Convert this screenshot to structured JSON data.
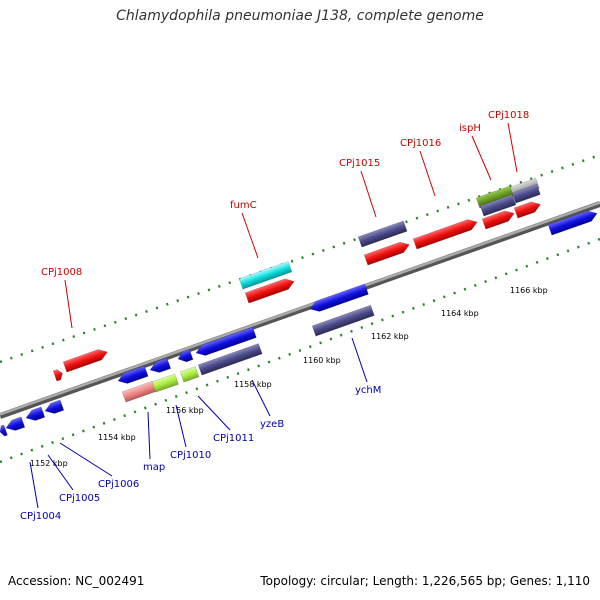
{
  "title": "Chlamydophila pneumoniae J138, complete genome",
  "footer": {
    "accession": "Accession: NC_002491",
    "topology": "Topology: circular; Length: 1,226,565 bp; Genes: 1,110"
  },
  "colors": {
    "forward_gene": "#ee1111",
    "reverse_gene": "#1111dd",
    "dark_gene": "#4a4a8a",
    "cyan_gene": "#11dddd",
    "lime_gene": "#aaee44",
    "pink_gene": "#ee8888",
    "olive_gene": "#669922",
    "backbone": "#888888",
    "dots": "#228822",
    "forward_label": "#cc0000",
    "reverse_label": "#0000aa"
  },
  "scale_labels": [
    "1152 kbp",
    "1154 kbp",
    "1156 kbp",
    "1158 kbp",
    "1160 kbp",
    "1162 kbp",
    "1164 kbp",
    "1166 kbp"
  ],
  "forward_labels": [
    "CPj1008",
    "fumC",
    "CPj1015",
    "CPj1016",
    "ispH",
    "CPj1018"
  ],
  "reverse_labels": [
    "CPj1004",
    "CPj1005",
    "CPj1006",
    "map",
    "CPj1010",
    "CPj1011",
    "yzeB",
    "ychM"
  ]
}
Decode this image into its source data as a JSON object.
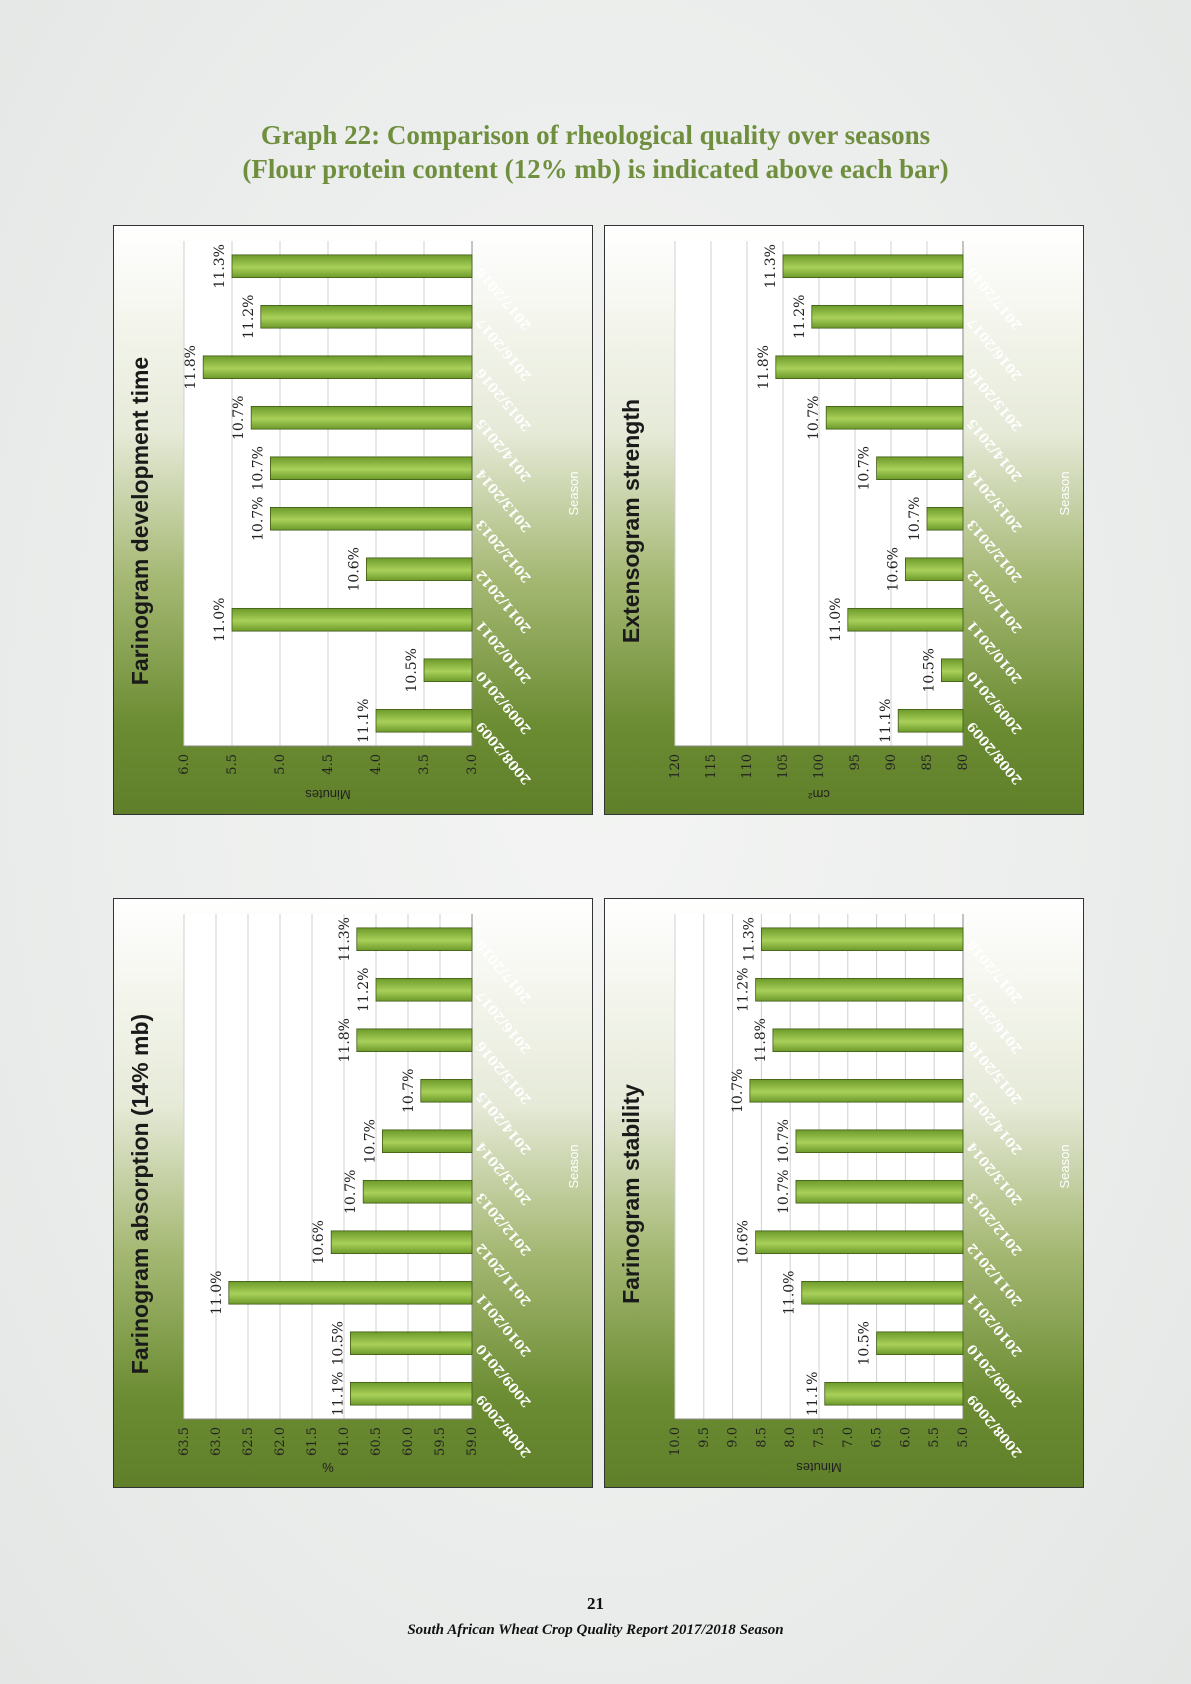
{
  "page": {
    "title_line1": "Graph 22: Comparison of rheological quality over seasons",
    "title_line2": "(Flour protein content (12% mb) is indicated above each bar)",
    "page_number": "21",
    "footer": "South African Wheat Crop Quality Report 2017/2018 Season"
  },
  "colors": {
    "bar": "#6d9a2a",
    "bar_light": "#a8d05a",
    "title": "#6f8f3f"
  },
  "chart_data": [
    {
      "id": "farinogram-development-time",
      "type": "bar",
      "title": "Farinogram development time",
      "ylabel": "Minutes",
      "xlabel": "Season",
      "ylim": [
        3.0,
        6.0
      ],
      "ystep": 0.5,
      "tick_decimals": 1,
      "categories": [
        "2008/2009",
        "2009/2010",
        "2010/2011",
        "2011/2012",
        "2012/2013",
        "2013/2014",
        "2014/2015",
        "2015/2016",
        "2016/2017",
        "2017/2018"
      ],
      "values": [
        4.0,
        3.5,
        5.5,
        4.1,
        5.1,
        5.1,
        5.3,
        5.8,
        5.2,
        5.5
      ],
      "protein_labels": [
        "11.1%",
        "10.5%",
        "11.0%",
        "10.6%",
        "10.7%",
        "10.7%",
        "10.7%",
        "11.8%",
        "11.2%",
        "11.3%"
      ]
    },
    {
      "id": "extensogram-strength",
      "type": "bar",
      "title": "Extensogram strength",
      "ylabel": "cm²",
      "xlabel": "Season",
      "ylim": [
        80,
        120
      ],
      "ystep": 5,
      "tick_decimals": 0,
      "categories": [
        "2008/2009",
        "2009/2010",
        "2010/2011",
        "2011/2012",
        "2012/2013",
        "2013/2014",
        "2014/2015",
        "2015/2016",
        "2016/2017",
        "2017/2018"
      ],
      "values": [
        89,
        83,
        96,
        88,
        85,
        92,
        99,
        106,
        101,
        105
      ],
      "protein_labels": [
        "11.1%",
        "10.5%",
        "11.0%",
        "10.6%",
        "10.7%",
        "10.7%",
        "10.7%",
        "11.8%",
        "11.2%",
        "11.3%"
      ]
    },
    {
      "id": "farinogram-absorption",
      "type": "bar",
      "title": "Farinogram absorption (14% mb)",
      "ylabel": "%",
      "xlabel": "Season",
      "ylim": [
        59.0,
        63.5
      ],
      "ystep": 0.5,
      "tick_decimals": 1,
      "categories": [
        "2008/2009",
        "2009/2010",
        "2010/2011",
        "2011/2012",
        "2012/2013",
        "2013/2014",
        "2014/2015",
        "2015/2016",
        "2016/2017",
        "2017/2018"
      ],
      "values": [
        60.9,
        60.9,
        62.8,
        61.2,
        60.7,
        60.4,
        59.8,
        60.8,
        60.5,
        60.8
      ],
      "protein_labels": [
        "11.1%",
        "10.5%",
        "11.0%",
        "10.6%",
        "10.7%",
        "10.7%",
        "10.7%",
        "11.8%",
        "11.2%",
        "11.3%"
      ]
    },
    {
      "id": "farinogram-stability",
      "type": "bar",
      "title": "Farinogram stability",
      "ylabel": "Minutes",
      "xlabel": "Season",
      "ylim": [
        5.0,
        10.0
      ],
      "ystep": 0.5,
      "tick_decimals": 1,
      "categories": [
        "2008/2009",
        "2009/2010",
        "2010/2011",
        "2011/2012",
        "2012/2013",
        "2013/2014",
        "2014/2015",
        "2015/2016",
        "2016/2017",
        "2017/2018"
      ],
      "values": [
        7.4,
        6.5,
        7.8,
        8.6,
        7.9,
        7.9,
        8.7,
        8.3,
        8.6,
        8.5
      ],
      "protein_labels": [
        "11.1%",
        "10.5%",
        "11.0%",
        "10.6%",
        "10.7%",
        "10.7%",
        "10.7%",
        "11.8%",
        "11.2%",
        "11.3%"
      ]
    }
  ]
}
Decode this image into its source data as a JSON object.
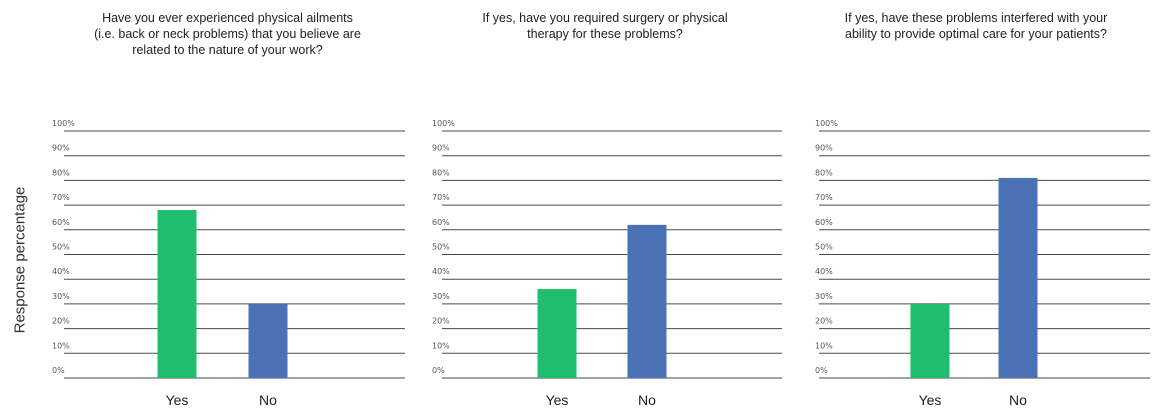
{
  "ylabel": "Response percentage",
  "colors": {
    "Yes": "#1fbe6e",
    "No": "#4a72b5",
    "grid": "#4a4a4a"
  },
  "chart_data": [
    {
      "type": "bar",
      "title": "Have you ever experienced physical ailments\n(i.e. back or neck problems) that you believe are\nrelated to the nature of your work?",
      "categories": [
        "Yes",
        "No"
      ],
      "values": [
        68,
        30
      ],
      "ylim": [
        0,
        100
      ],
      "yticks": [
        "0%",
        "10%",
        "20%",
        "30%",
        "40%",
        "50%",
        "60%",
        "70%",
        "80%",
        "90%",
        "100%"
      ],
      "grid": true
    },
    {
      "type": "bar",
      "title": "If yes, have you required surgery or physical\ntherapy for these problems?",
      "categories": [
        "Yes",
        "No"
      ],
      "values": [
        36,
        62
      ],
      "ylim": [
        0,
        100
      ],
      "yticks": [
        "0%",
        "10%",
        "20%",
        "30%",
        "40%",
        "50%",
        "60%",
        "70%",
        "80%",
        "90%",
        "100%"
      ],
      "grid": true
    },
    {
      "type": "bar",
      "title": "If yes, have these problems interfered with your\nability to provide optimal care for your patients?",
      "categories": [
        "Yes",
        "No"
      ],
      "values": [
        30,
        81
      ],
      "ylim": [
        0,
        100
      ],
      "yticks": [
        "0%",
        "10%",
        "20%",
        "30%",
        "40%",
        "50%",
        "60%",
        "70%",
        "80%",
        "90%",
        "100%"
      ],
      "grid": true
    }
  ]
}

WORK ITEM: The response must repeat all the lines above exactly and include no pictures.

RESPONSE:
Convert this screenshot to structured JSON data.
{
  "title": "Chlamydophila pneumoniae J138, complete genome",
  "footer": {
    "accession": "Accession: NC_002491",
    "topology": "Topology: circular; Length: 1,226,565 bp; Genes: 1,110"
  },
  "colors": {
    "forward_gene": "#ee1111",
    "reverse_gene": "#1111dd",
    "dark_gene": "#4a4a8a",
    "cyan_gene": "#11dddd",
    "lime_gene": "#aaee44",
    "pink_gene": "#ee8888",
    "olive_gene": "#669922",
    "backbone": "#888888",
    "dots": "#228822",
    "forward_label": "#cc0000",
    "reverse_label": "#0000aa"
  },
  "scale_labels": [
    "1152 kbp",
    "1154 kbp",
    "1156 kbp",
    "1158 kbp",
    "1160 kbp",
    "1162 kbp",
    "1164 kbp",
    "1166 kbp"
  ],
  "forward_labels": [
    "CPj1008",
    "fumC",
    "CPj1015",
    "CPj1016",
    "ispH",
    "CPj1018"
  ],
  "reverse_labels": [
    "CPj1004",
    "CPj1005",
    "CPj1006",
    "map",
    "CPj1010",
    "CPj1011",
    "yzeB",
    "ychM"
  ]
}
Decode this image into its source data as a JSON object.
{
  "page": {
    "title_line1": "Graph 22: Comparison of rheological quality over seasons",
    "title_line2": "(Flour protein content (12% mb) is indicated above each bar)",
    "page_number": "21",
    "footer": "South African Wheat Crop Quality Report 2017/2018 Season"
  },
  "colors": {
    "bar": "#6d9a2a",
    "bar_light": "#a8d05a",
    "title": "#6f8f3f"
  },
  "chart_data": [
    {
      "id": "farinogram-development-time",
      "type": "bar",
      "title": "Farinogram development time",
      "ylabel": "Minutes",
      "xlabel": "Season",
      "ylim": [
        3.0,
        6.0
      ],
      "ystep": 0.5,
      "tick_decimals": 1,
      "categories": [
        "2008/2009",
        "2009/2010",
        "2010/2011",
        "2011/2012",
        "2012/2013",
        "2013/2014",
        "2014/2015",
        "2015/2016",
        "2016/2017",
        "2017/2018"
      ],
      "values": [
        4.0,
        3.5,
        5.5,
        4.1,
        5.1,
        5.1,
        5.3,
        5.8,
        5.2,
        5.5
      ],
      "protein_labels": [
        "11.1%",
        "10.5%",
        "11.0%",
        "10.6%",
        "10.7%",
        "10.7%",
        "10.7%",
        "11.8%",
        "11.2%",
        "11.3%"
      ]
    },
    {
      "id": "extensogram-strength",
      "type": "bar",
      "title": "Extensogram strength",
      "ylabel": "cm²",
      "xlabel": "Season",
      "ylim": [
        80,
        120
      ],
      "ystep": 5,
      "tick_decimals": 0,
      "categories": [
        "2008/2009",
        "2009/2010",
        "2010/2011",
        "2011/2012",
        "2012/2013",
        "2013/2014",
        "2014/2015",
        "2015/2016",
        "2016/2017",
        "2017/2018"
      ],
      "values": [
        89,
        83,
        96,
        88,
        85,
        92,
        99,
        106,
        101,
        105
      ],
      "protein_labels": [
        "11.1%",
        "10.5%",
        "11.0%",
        "10.6%",
        "10.7%",
        "10.7%",
        "10.7%",
        "11.8%",
        "11.2%",
        "11.3%"
      ]
    },
    {
      "id": "farinogram-absorption",
      "type": "bar",
      "title": "Farinogram absorption (14% mb)",
      "ylabel": "%",
      "xlabel": "Season",
      "ylim": [
        59.0,
        63.5
      ],
      "ystep": 0.5,
      "tick_decimals": 1,
      "categories": [
        "2008/2009",
        "2009/2010",
        "2010/2011",
        "2011/2012",
        "2012/2013",
        "2013/2014",
        "2014/2015",
        "2015/2016",
        "2016/2017",
        "2017/2018"
      ],
      "values": [
        60.9,
        60.9,
        62.8,
        61.2,
        60.7,
        60.4,
        59.8,
        60.8,
        60.5,
        60.8
      ],
      "protein_labels": [
        "11.1%",
        "10.5%",
        "11.0%",
        "10.6%",
        "10.7%",
        "10.7%",
        "10.7%",
        "11.8%",
        "11.2%",
        "11.3%"
      ]
    },
    {
      "id": "farinogram-stability",
      "type": "bar",
      "title": "Farinogram stability",
      "ylabel": "Minutes",
      "xlabel": "Season",
      "ylim": [
        5.0,
        10.0
      ],
      "ystep": 0.5,
      "tick_decimals": 1,
      "categories": [
        "2008/2009",
        "2009/2010",
        "2010/2011",
        "2011/2012",
        "2012/2013",
        "2013/2014",
        "2014/2015",
        "2015/2016",
        "2016/2017",
        "2017/2018"
      ],
      "values": [
        7.4,
        6.5,
        7.8,
        8.6,
        7.9,
        7.9,
        8.7,
        8.3,
        8.6,
        8.5
      ],
      "protein_labels": [
        "11.1%",
        "10.5%",
        "11.0%",
        "10.6%",
        "10.7%",
        "10.7%",
        "10.7%",
        "11.8%",
        "11.2%",
        "11.3%"
      ]
    }
  ]
}
Decode this image into its source data as a JSON object.
{
  "ylabel": "Response percentage",
  "colors": {
    "Yes": "#1fbe6e",
    "No": "#4a72b5",
    "grid": "#4a4a4a"
  },
  "chart_data": [
    {
      "type": "bar",
      "title": "Have you ever experienced physical ailments\n(i.e. back or neck problems) that you believe are\nrelated to the nature of your work?",
      "categories": [
        "Yes",
        "No"
      ],
      "values": [
        68,
        30
      ],
      "ylim": [
        0,
        100
      ],
      "yticks": [
        "0%",
        "10%",
        "20%",
        "30%",
        "40%",
        "50%",
        "60%",
        "70%",
        "80%",
        "90%",
        "100%"
      ],
      "grid": true
    },
    {
      "type": "bar",
      "title": "If yes, have you required surgery or physical\ntherapy for these problems?",
      "categories": [
        "Yes",
        "No"
      ],
      "values": [
        36,
        62
      ],
      "ylim": [
        0,
        100
      ],
      "yticks": [
        "0%",
        "10%",
        "20%",
        "30%",
        "40%",
        "50%",
        "60%",
        "70%",
        "80%",
        "90%",
        "100%"
      ],
      "grid": true
    },
    {
      "type": "bar",
      "title": "If yes, have these problems interfered with your\nability to provide optimal care for your patients?",
      "categories": [
        "Yes",
        "No"
      ],
      "values": [
        30,
        81
      ],
      "ylim": [
        0,
        100
      ],
      "yticks": [
        "0%",
        "10%",
        "20%",
        "30%",
        "40%",
        "50%",
        "60%",
        "70%",
        "80%",
        "90%",
        "100%"
      ],
      "grid": true
    }
  ]
}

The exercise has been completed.